> Supplied records
——————
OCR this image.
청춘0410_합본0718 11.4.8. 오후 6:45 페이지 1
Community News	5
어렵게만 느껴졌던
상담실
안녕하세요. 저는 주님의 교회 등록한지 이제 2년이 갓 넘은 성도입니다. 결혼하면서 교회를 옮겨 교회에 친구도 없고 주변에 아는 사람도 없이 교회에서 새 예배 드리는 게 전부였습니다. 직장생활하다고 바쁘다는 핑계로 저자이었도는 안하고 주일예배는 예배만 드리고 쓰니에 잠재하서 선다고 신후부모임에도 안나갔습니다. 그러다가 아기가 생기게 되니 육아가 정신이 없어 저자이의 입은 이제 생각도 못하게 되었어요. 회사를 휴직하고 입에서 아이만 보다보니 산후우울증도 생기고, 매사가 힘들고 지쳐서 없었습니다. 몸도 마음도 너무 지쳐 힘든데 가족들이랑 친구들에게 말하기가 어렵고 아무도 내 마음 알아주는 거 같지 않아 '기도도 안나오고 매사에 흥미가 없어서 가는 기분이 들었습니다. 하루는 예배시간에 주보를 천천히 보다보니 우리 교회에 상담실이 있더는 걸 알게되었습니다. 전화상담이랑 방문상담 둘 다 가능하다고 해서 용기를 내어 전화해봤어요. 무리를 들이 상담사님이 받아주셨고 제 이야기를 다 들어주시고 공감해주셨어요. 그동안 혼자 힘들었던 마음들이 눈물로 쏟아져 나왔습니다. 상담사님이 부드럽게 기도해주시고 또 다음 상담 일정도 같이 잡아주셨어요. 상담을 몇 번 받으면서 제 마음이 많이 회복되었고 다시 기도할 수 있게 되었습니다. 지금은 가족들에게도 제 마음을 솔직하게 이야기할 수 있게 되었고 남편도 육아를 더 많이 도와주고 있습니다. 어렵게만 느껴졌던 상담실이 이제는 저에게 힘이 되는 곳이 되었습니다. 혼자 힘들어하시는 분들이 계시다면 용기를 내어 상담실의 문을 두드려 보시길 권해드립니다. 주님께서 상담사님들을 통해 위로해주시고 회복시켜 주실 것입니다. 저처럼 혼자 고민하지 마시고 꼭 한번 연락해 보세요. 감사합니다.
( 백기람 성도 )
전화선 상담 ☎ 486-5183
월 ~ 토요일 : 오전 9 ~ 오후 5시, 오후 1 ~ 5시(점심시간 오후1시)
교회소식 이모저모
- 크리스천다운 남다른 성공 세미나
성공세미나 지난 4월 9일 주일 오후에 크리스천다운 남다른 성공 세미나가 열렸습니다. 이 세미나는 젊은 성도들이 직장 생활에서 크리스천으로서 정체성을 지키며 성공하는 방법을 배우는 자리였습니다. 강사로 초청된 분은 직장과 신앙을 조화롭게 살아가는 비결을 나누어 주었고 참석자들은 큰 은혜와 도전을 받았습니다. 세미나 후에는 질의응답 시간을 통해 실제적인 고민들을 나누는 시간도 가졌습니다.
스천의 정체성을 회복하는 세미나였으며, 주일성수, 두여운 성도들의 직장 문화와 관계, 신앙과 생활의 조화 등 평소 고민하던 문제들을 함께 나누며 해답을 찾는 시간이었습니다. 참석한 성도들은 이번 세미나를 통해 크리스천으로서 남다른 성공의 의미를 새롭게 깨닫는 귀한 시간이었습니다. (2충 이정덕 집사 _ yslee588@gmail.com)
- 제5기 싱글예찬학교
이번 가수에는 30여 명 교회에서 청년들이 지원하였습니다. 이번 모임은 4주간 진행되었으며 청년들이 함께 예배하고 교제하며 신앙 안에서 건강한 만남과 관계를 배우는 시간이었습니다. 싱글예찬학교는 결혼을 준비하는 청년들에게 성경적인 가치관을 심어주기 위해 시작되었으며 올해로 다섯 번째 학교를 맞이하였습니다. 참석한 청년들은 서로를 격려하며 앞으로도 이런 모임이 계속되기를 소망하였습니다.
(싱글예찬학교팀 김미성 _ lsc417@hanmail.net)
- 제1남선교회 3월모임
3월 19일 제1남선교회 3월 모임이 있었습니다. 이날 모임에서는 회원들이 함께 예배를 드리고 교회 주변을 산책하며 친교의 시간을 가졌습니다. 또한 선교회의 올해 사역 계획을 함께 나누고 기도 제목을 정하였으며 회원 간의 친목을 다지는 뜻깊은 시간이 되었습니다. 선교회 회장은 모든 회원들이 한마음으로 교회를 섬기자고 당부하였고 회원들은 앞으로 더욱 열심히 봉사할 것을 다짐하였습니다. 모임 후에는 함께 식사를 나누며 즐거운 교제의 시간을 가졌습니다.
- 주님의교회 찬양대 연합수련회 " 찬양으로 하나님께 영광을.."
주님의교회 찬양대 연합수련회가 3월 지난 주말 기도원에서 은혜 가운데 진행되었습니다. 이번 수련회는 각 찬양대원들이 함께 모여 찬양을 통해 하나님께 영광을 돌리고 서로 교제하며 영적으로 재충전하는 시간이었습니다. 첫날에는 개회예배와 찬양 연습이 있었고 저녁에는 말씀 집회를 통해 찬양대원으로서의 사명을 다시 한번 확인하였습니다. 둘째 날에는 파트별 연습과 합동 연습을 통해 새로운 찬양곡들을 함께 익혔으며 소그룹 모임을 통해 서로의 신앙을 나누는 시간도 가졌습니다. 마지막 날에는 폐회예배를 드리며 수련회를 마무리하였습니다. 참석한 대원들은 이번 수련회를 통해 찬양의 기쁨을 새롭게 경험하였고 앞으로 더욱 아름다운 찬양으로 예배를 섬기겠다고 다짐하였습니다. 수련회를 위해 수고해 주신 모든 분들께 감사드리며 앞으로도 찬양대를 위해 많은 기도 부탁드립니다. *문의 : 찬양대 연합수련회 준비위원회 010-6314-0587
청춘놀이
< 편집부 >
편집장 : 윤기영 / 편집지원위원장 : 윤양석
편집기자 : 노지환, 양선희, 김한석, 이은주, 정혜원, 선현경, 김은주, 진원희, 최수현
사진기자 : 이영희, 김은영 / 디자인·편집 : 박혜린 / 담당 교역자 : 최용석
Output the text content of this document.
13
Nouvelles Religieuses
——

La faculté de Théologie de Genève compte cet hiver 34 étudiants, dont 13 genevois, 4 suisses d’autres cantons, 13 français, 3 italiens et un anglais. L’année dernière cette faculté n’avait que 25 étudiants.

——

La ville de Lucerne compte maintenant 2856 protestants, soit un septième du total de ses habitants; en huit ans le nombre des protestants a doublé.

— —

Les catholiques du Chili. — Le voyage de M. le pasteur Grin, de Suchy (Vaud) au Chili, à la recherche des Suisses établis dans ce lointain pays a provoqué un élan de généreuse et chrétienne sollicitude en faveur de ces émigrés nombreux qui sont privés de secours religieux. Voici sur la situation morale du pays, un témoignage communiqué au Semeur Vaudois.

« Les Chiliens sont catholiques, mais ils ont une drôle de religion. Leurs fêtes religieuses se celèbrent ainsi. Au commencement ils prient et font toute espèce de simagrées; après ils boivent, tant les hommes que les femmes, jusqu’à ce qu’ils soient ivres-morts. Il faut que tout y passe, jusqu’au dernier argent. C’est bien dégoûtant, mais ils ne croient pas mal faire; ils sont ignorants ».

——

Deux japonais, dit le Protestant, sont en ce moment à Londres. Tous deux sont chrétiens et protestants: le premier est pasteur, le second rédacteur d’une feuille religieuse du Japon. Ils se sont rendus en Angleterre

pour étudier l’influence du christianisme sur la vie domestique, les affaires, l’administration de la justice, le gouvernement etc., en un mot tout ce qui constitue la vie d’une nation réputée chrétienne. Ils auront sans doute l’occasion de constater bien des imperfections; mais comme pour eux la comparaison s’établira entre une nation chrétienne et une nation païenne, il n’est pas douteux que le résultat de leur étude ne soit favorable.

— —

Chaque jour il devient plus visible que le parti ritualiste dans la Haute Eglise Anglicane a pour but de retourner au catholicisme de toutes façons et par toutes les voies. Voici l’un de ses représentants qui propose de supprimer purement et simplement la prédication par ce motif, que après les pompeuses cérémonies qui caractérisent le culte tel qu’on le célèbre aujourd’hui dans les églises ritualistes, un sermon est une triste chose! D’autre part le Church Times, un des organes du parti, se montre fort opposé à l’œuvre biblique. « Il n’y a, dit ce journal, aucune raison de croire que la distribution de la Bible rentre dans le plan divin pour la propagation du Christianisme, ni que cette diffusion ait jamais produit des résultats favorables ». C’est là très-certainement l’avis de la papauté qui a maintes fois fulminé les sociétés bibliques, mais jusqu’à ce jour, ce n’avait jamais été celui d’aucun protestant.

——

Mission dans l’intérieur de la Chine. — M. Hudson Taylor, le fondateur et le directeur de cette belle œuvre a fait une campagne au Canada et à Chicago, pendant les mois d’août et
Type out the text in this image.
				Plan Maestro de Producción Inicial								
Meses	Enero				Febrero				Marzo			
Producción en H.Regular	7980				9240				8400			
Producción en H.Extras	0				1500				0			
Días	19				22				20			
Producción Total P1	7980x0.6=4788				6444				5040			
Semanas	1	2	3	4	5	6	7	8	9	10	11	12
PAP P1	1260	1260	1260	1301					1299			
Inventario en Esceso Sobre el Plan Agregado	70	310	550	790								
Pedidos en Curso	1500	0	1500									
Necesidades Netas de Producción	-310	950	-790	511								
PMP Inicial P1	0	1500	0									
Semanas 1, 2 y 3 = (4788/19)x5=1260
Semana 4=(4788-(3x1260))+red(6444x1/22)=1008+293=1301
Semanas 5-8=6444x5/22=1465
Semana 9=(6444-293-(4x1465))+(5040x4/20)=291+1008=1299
——————
> What to produce
Single out each line of the records above with the string "image" in it, and copy it.

> The response
OCR this image.
Type out the text in this image.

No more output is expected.